# Data lines:
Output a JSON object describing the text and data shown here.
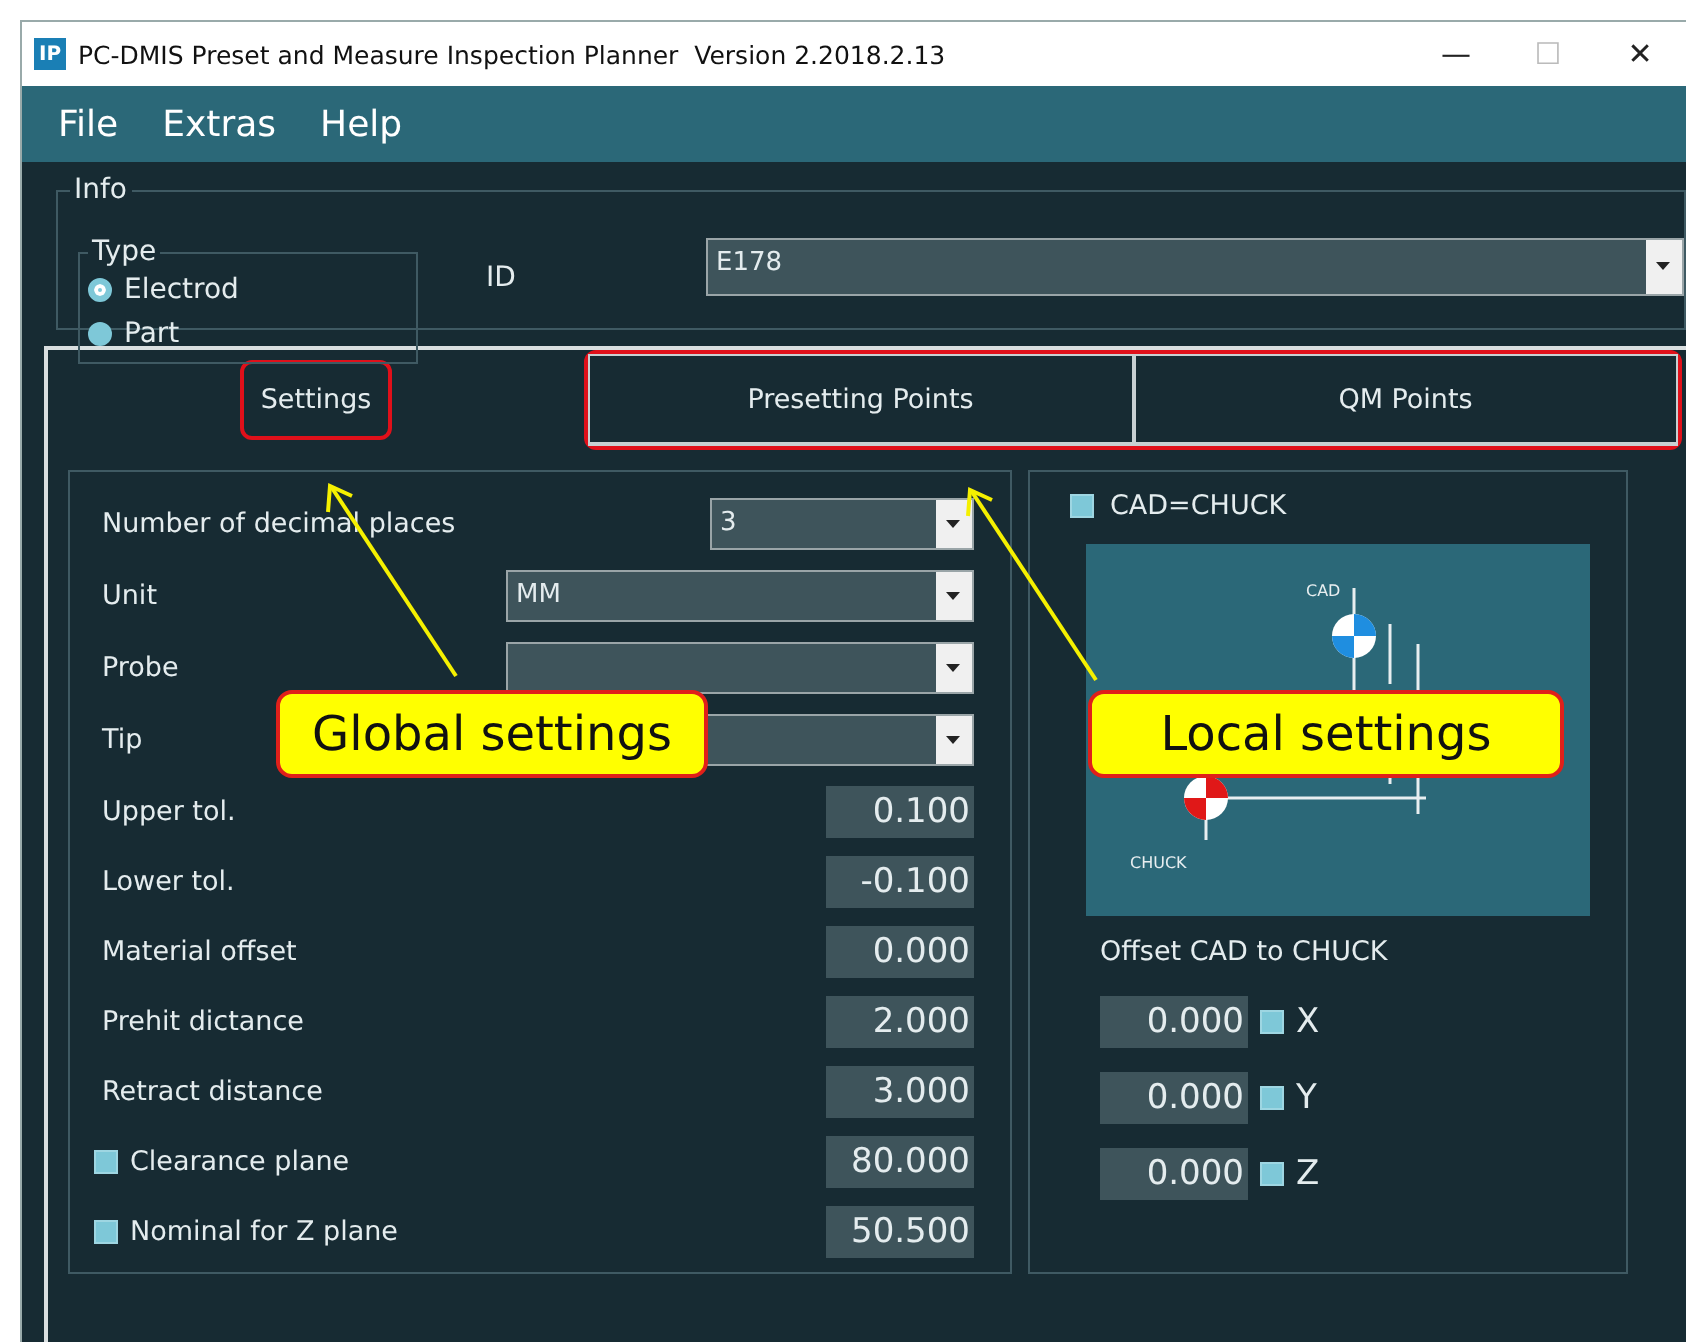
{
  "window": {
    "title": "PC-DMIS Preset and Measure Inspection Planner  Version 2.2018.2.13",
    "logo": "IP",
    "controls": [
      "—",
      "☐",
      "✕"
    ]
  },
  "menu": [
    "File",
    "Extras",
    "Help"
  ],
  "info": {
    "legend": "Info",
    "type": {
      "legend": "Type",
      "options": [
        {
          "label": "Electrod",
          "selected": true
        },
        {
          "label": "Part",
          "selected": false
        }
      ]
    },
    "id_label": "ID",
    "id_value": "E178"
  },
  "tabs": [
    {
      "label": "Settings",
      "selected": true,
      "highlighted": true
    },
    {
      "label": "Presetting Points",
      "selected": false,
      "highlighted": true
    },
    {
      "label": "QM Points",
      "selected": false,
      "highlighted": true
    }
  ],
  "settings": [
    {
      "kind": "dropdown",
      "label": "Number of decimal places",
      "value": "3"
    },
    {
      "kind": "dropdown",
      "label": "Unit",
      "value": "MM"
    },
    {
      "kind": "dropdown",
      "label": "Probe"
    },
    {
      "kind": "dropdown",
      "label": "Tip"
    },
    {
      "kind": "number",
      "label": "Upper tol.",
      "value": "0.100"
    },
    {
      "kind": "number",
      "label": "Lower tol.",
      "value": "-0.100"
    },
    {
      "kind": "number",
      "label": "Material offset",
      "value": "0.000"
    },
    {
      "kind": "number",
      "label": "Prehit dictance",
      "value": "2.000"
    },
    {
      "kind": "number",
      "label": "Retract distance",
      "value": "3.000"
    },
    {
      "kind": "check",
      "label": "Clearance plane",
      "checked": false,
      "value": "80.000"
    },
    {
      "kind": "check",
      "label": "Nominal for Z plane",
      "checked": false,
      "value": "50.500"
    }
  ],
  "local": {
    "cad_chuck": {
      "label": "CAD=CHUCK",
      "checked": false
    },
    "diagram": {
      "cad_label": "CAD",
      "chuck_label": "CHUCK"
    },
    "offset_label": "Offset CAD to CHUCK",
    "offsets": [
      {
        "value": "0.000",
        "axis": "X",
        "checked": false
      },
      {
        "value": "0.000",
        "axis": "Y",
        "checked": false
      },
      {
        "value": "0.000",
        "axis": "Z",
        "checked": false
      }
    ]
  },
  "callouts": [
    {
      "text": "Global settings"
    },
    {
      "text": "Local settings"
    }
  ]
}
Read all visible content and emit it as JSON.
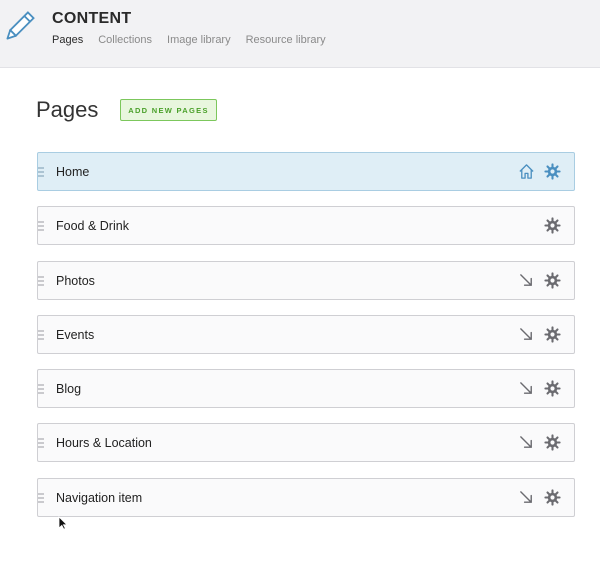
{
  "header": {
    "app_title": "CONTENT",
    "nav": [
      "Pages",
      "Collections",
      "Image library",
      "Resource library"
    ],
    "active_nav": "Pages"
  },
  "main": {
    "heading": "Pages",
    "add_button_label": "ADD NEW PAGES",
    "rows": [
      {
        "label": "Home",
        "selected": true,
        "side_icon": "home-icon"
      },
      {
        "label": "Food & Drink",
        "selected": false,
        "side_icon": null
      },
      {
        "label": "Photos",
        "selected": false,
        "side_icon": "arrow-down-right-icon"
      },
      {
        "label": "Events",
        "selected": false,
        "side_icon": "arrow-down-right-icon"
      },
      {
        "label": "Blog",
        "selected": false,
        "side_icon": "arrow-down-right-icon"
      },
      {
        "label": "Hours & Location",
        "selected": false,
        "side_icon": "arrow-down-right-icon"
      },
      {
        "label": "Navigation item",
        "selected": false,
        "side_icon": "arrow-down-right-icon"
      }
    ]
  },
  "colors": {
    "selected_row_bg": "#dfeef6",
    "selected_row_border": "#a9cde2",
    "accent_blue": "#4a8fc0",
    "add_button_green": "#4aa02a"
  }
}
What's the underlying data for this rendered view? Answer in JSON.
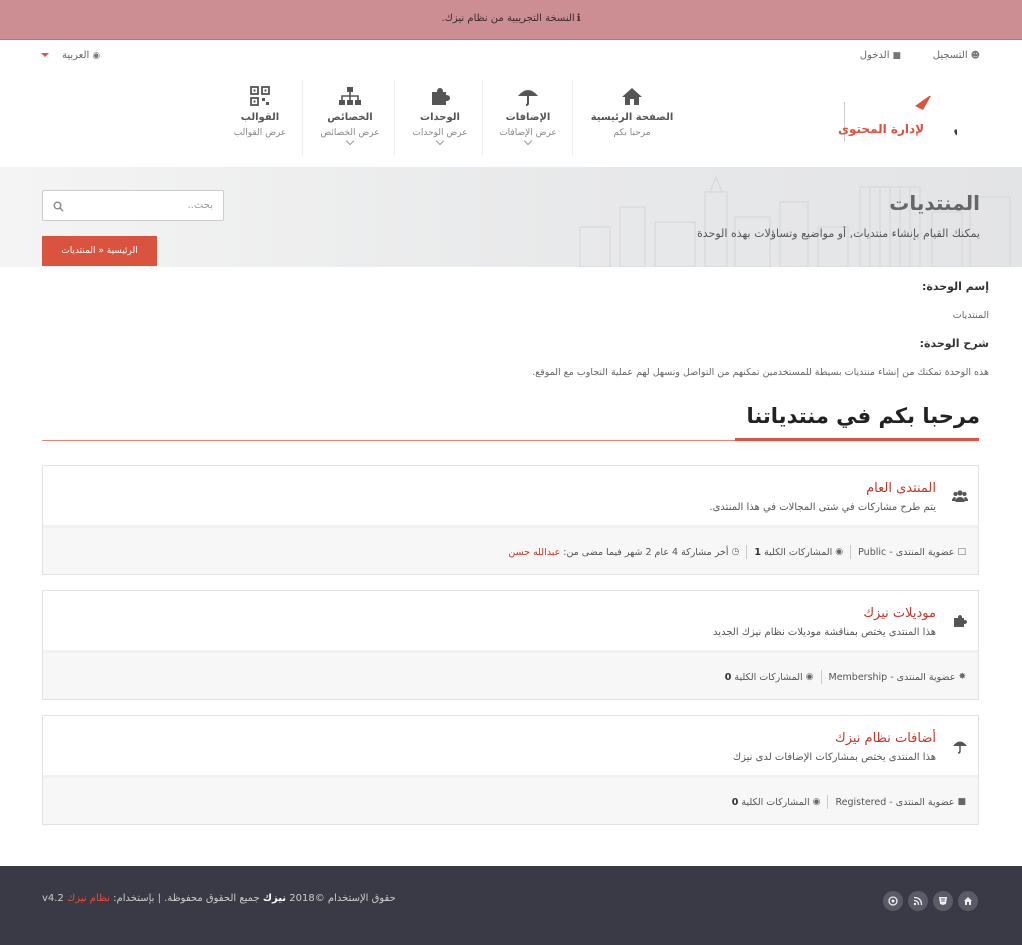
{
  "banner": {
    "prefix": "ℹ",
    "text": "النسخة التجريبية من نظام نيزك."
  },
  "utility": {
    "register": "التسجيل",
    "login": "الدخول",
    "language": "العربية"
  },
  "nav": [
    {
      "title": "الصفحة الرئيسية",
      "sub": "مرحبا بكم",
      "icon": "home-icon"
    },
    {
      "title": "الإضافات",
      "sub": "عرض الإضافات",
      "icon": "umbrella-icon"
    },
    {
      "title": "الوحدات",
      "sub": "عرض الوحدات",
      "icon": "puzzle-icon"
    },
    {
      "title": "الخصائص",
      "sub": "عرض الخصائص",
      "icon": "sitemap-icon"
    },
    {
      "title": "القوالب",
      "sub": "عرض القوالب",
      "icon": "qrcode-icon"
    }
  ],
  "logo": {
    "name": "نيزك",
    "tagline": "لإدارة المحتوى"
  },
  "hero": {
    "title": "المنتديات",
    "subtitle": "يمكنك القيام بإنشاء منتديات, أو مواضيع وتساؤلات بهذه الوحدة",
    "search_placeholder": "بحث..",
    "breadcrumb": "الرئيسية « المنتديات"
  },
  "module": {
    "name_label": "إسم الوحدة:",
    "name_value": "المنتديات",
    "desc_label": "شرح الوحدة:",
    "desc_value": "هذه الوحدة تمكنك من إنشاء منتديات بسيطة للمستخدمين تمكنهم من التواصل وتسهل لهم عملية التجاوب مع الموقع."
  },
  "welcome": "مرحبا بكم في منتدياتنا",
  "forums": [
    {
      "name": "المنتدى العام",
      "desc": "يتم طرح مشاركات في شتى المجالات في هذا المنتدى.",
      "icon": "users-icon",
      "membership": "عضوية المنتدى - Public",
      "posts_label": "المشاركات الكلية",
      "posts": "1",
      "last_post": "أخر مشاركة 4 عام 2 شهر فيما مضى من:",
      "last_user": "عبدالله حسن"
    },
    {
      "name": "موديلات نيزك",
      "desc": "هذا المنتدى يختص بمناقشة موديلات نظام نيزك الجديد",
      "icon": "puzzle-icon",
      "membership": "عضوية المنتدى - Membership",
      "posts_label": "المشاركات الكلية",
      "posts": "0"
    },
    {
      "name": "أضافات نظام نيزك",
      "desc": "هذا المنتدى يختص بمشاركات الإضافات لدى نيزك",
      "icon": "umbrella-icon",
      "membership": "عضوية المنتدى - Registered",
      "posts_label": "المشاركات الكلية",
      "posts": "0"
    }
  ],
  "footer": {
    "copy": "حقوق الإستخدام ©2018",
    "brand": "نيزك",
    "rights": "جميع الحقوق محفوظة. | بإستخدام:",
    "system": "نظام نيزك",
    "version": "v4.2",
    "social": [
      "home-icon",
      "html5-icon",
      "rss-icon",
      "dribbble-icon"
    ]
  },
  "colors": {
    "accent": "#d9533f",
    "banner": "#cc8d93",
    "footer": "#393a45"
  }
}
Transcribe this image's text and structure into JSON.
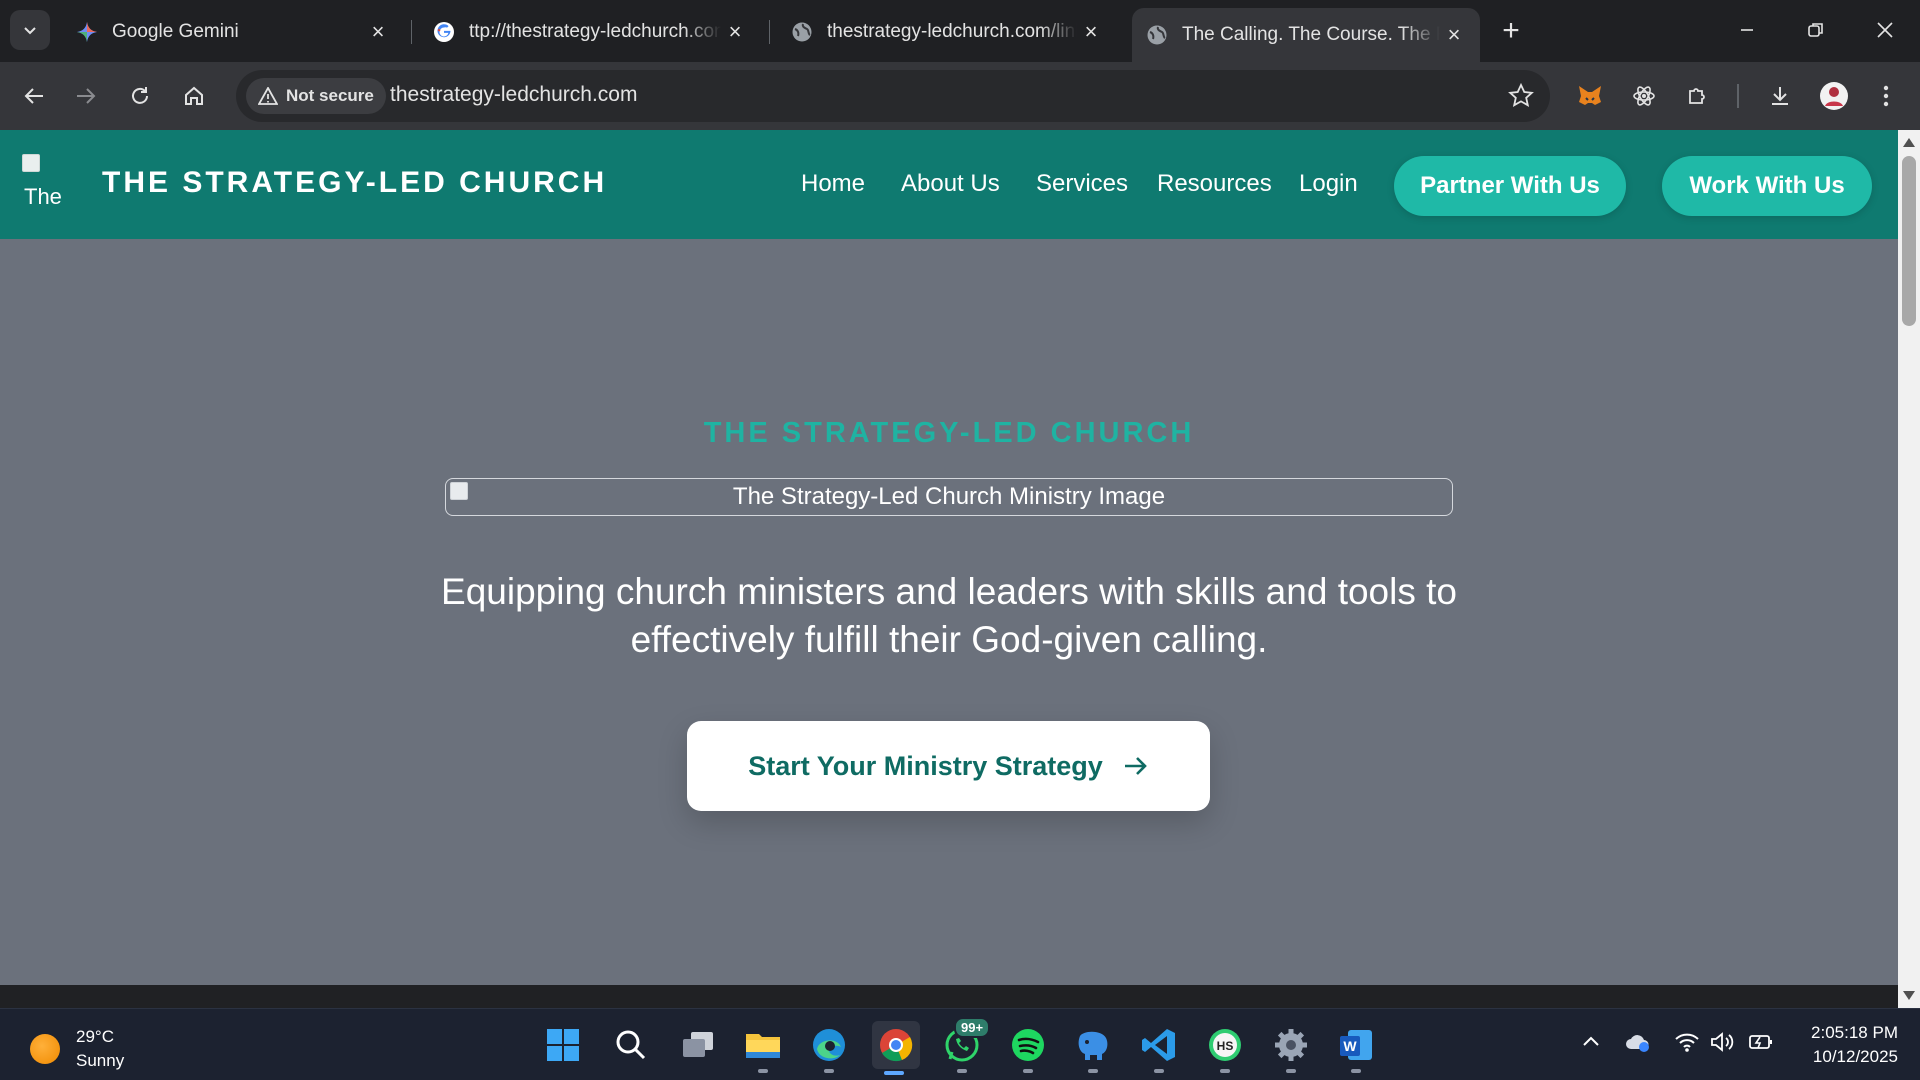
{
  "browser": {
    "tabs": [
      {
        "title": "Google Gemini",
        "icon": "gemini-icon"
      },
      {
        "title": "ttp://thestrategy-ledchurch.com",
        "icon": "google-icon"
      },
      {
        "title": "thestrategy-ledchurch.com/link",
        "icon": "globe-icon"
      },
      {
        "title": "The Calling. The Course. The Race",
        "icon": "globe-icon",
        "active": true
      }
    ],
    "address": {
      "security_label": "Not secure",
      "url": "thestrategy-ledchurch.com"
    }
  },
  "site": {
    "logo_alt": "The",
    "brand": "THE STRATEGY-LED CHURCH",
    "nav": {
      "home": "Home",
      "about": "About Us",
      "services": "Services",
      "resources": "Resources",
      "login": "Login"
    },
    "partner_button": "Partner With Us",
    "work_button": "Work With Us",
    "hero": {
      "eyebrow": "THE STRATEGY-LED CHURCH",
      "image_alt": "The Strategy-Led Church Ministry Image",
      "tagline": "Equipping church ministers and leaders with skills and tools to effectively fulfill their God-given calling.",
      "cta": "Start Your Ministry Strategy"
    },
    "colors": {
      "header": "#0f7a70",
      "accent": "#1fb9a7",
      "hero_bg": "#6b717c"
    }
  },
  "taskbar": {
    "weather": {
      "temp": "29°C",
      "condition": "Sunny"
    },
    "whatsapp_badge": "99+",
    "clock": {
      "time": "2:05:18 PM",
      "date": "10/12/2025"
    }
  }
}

# Aim of the task:
Tally the lines that hold the string "الرئيسية" and state the total, nothing more.

# Solution to the exercise:
2